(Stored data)
***

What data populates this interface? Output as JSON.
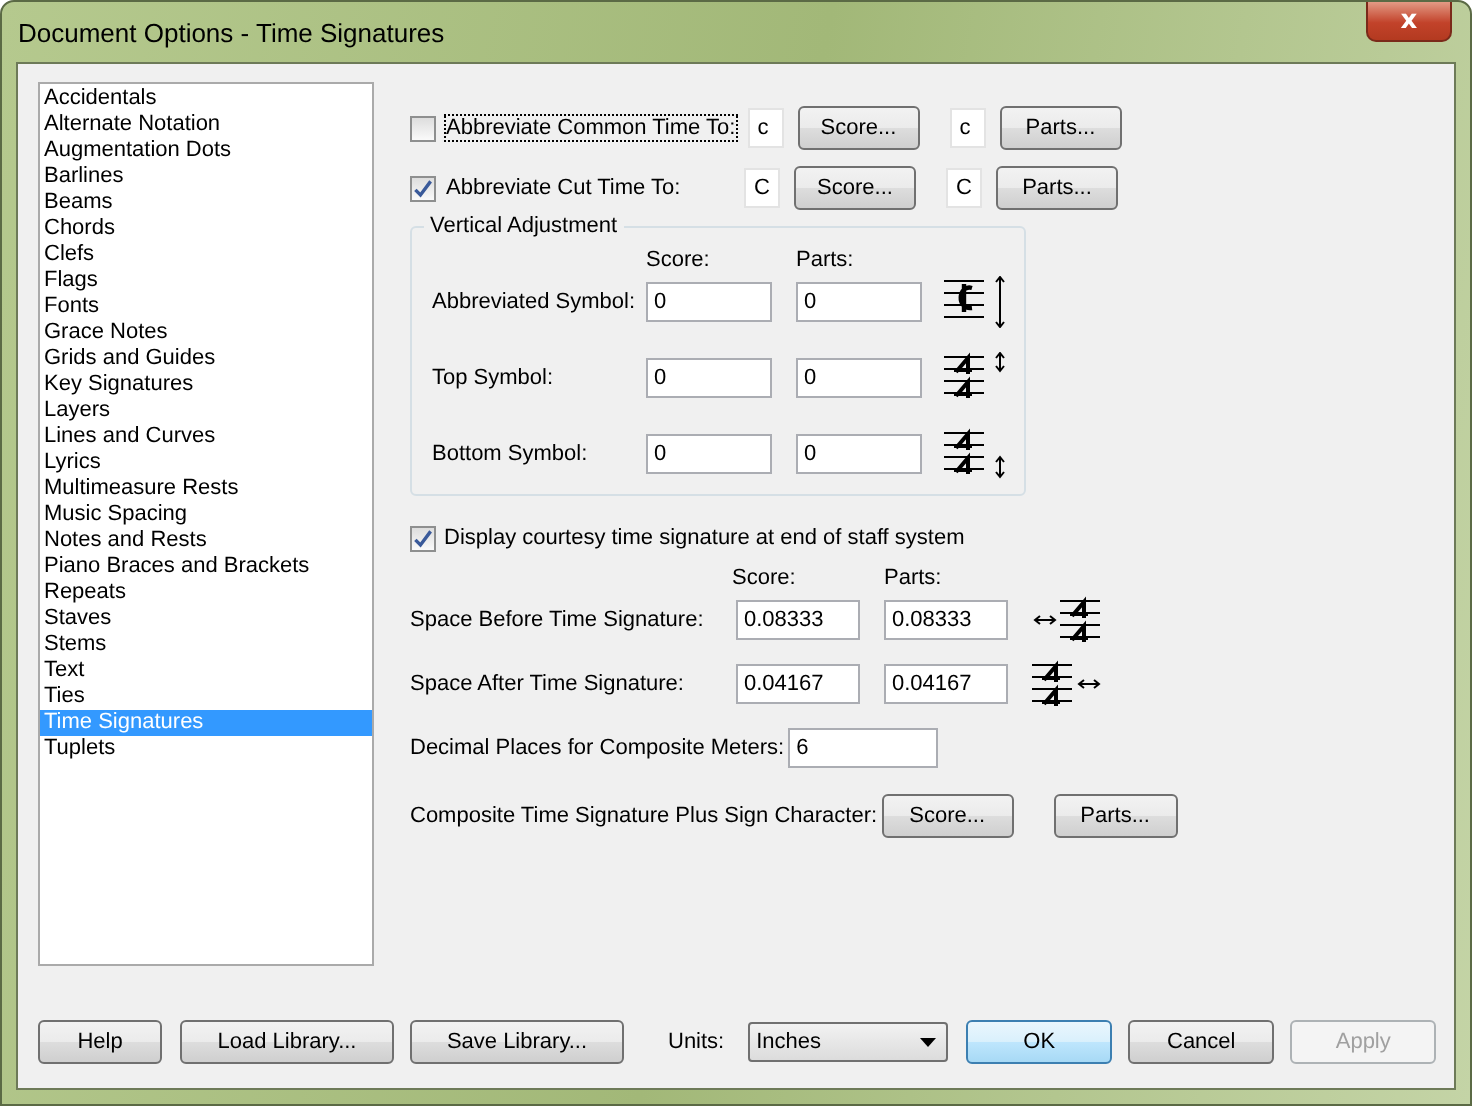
{
  "window": {
    "title": "Document Options - Time Signatures",
    "close": "x"
  },
  "categories": [
    {
      "label": "Accidentals",
      "selected": false
    },
    {
      "label": "Alternate Notation",
      "selected": false
    },
    {
      "label": "Augmentation Dots",
      "selected": false
    },
    {
      "label": "Barlines",
      "selected": false
    },
    {
      "label": "Beams",
      "selected": false
    },
    {
      "label": "Chords",
      "selected": false
    },
    {
      "label": "Clefs",
      "selected": false
    },
    {
      "label": "Flags",
      "selected": false
    },
    {
      "label": "Fonts",
      "selected": false
    },
    {
      "label": "Grace Notes",
      "selected": false
    },
    {
      "label": "Grids and Guides",
      "selected": false
    },
    {
      "label": "Key Signatures",
      "selected": false
    },
    {
      "label": "Layers",
      "selected": false
    },
    {
      "label": "Lines and Curves",
      "selected": false
    },
    {
      "label": "Lyrics",
      "selected": false
    },
    {
      "label": "Multimeasure Rests",
      "selected": false
    },
    {
      "label": "Music Spacing",
      "selected": false
    },
    {
      "label": "Notes and Rests",
      "selected": false
    },
    {
      "label": "Piano Braces and Brackets",
      "selected": false
    },
    {
      "label": "Repeats",
      "selected": false
    },
    {
      "label": "Staves",
      "selected": false
    },
    {
      "label": "Stems",
      "selected": false
    },
    {
      "label": "Text",
      "selected": false
    },
    {
      "label": "Ties",
      "selected": false
    },
    {
      "label": "Time Signatures",
      "selected": true
    },
    {
      "label": "Tuplets",
      "selected": false
    }
  ],
  "abbreviations": [
    {
      "label": "Abbreviate Common Time To:",
      "checked": false,
      "score_symbol": "c",
      "score_button": "Score...",
      "parts_symbol": "c",
      "parts_button": "Parts..."
    },
    {
      "label": "Abbreviate Cut Time To:",
      "checked": true,
      "score_symbol": "C",
      "score_button": "Score...",
      "parts_symbol": "C",
      "parts_button": "Parts..."
    }
  ],
  "vertical_adjustment": {
    "title": "Vertical Adjustment",
    "score_header": "Score:",
    "parts_header": "Parts:",
    "rows": [
      {
        "label": "Abbreviated Symbol:",
        "score": "0",
        "parts": "0",
        "kind": "common"
      },
      {
        "label": "Top Symbol:",
        "score": "0",
        "parts": "0",
        "kind": "top"
      },
      {
        "label": "Bottom Symbol:",
        "score": "0",
        "parts": "0",
        "kind": "bottom"
      }
    ]
  },
  "courtesy": {
    "label": "Display courtesy time signature at end of staff system",
    "checked": true
  },
  "spacing": {
    "score_header": "Score:",
    "parts_header": "Parts:",
    "rows": [
      {
        "label": "Space Before Time Signature:",
        "score": "0.08333",
        "parts": "0.08333",
        "kind": "before"
      },
      {
        "label": "Space After Time Signature:",
        "score": "0.04167",
        "parts": "0.04167",
        "kind": "after"
      }
    ]
  },
  "decimal_places": {
    "label": "Decimal Places for Composite Meters:",
    "value": "6"
  },
  "plus_sign": {
    "label": "Composite Time Signature Plus Sign Character:",
    "score_button": "Score...",
    "parts_button": "Parts..."
  },
  "footer": {
    "help": "Help",
    "load": "Load Library...",
    "save": "Save Library...",
    "units_label": "Units:",
    "units_value": "Inches",
    "ok": "OK",
    "cancel": "Cancel",
    "apply": {
      "label": "Apply",
      "disabled": true
    }
  }
}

***

:: PROBLEM STATEMENT ::
Each line of the material must be retyped exactly, except that images are omitted.

:: TASK RESULT ::
What data populates this interface? Output as JSON.
{
  "window": {
    "title": "Document Options - Time Signatures",
    "close": "x"
  },
  "categories": [
    {
      "label": "Accidentals",
      "selected": false
    },
    {
      "label": "Alternate Notation",
      "selected": false
    },
    {
      "label": "Augmentation Dots",
      "selected": false
    },
    {
      "label": "Barlines",
      "selected": false
    },
    {
      "label": "Beams",
      "selected": false
    },
    {
      "label": "Chords",
      "selected": false
    },
    {
      "label": "Clefs",
      "selected": false
    },
    {
      "label": "Flags",
      "selected": false
    },
    {
      "label": "Fonts",
      "selected": false
    },
    {
      "label": "Grace Notes",
      "selected": false
    },
    {
      "label": "Grids and Guides",
      "selected": false
    },
    {
      "label": "Key Signatures",
      "selected": false
    },
    {
      "label": "Layers",
      "selected": false
    },
    {
      "label": "Lines and Curves",
      "selected": false
    },
    {
      "label": "Lyrics",
      "selected": false
    },
    {
      "label": "Multimeasure Rests",
      "selected": false
    },
    {
      "label": "Music Spacing",
      "selected": false
    },
    {
      "label": "Notes and Rests",
      "selected": false
    },
    {
      "label": "Piano Braces and Brackets",
      "selected": false
    },
    {
      "label": "Repeats",
      "selected": false
    },
    {
      "label": "Staves",
      "selected": false
    },
    {
      "label": "Stems",
      "selected": false
    },
    {
      "label": "Text",
      "selected": false
    },
    {
      "label": "Ties",
      "selected": false
    },
    {
      "label": "Time Signatures",
      "selected": true
    },
    {
      "label": "Tuplets",
      "selected": false
    }
  ],
  "abbreviations": [
    {
      "label": "Abbreviate Common Time To:",
      "checked": false,
      "score_symbol": "c",
      "score_button": "Score...",
      "parts_symbol": "c",
      "parts_button": "Parts..."
    },
    {
      "label": "Abbreviate Cut Time To:",
      "checked": true,
      "score_symbol": "C",
      "score_button": "Score...",
      "parts_symbol": "C",
      "parts_button": "Parts..."
    }
  ],
  "vertical_adjustment": {
    "title": "Vertical Adjustment",
    "score_header": "Score:",
    "parts_header": "Parts:",
    "rows": [
      {
        "label": "Abbreviated Symbol:",
        "score": "0",
        "parts": "0",
        "kind": "common"
      },
      {
        "label": "Top Symbol:",
        "score": "0",
        "parts": "0",
        "kind": "top"
      },
      {
        "label": "Bottom Symbol:",
        "score": "0",
        "parts": "0",
        "kind": "bottom"
      }
    ]
  },
  "courtesy": {
    "label": "Display courtesy time signature at end of staff system",
    "checked": true
  },
  "spacing": {
    "score_header": "Score:",
    "parts_header": "Parts:",
    "rows": [
      {
        "label": "Space Before Time Signature:",
        "score": "0.08333",
        "parts": "0.08333",
        "kind": "before"
      },
      {
        "label": "Space After Time Signature:",
        "score": "0.04167",
        "parts": "0.04167",
        "kind": "after"
      }
    ]
  },
  "decimal_places": {
    "label": "Decimal Places for Composite Meters:",
    "value": "6"
  },
  "plus_sign": {
    "label": "Composite Time Signature Plus Sign Character:",
    "score_button": "Score...",
    "parts_button": "Parts..."
  },
  "footer": {
    "help": "Help",
    "load": "Load Library...",
    "save": "Save Library...",
    "units_label": "Units:",
    "units_value": "Inches",
    "ok": "OK",
    "cancel": "Cancel",
    "apply": {
      "label": "Apply",
      "disabled": true
    }
  }
}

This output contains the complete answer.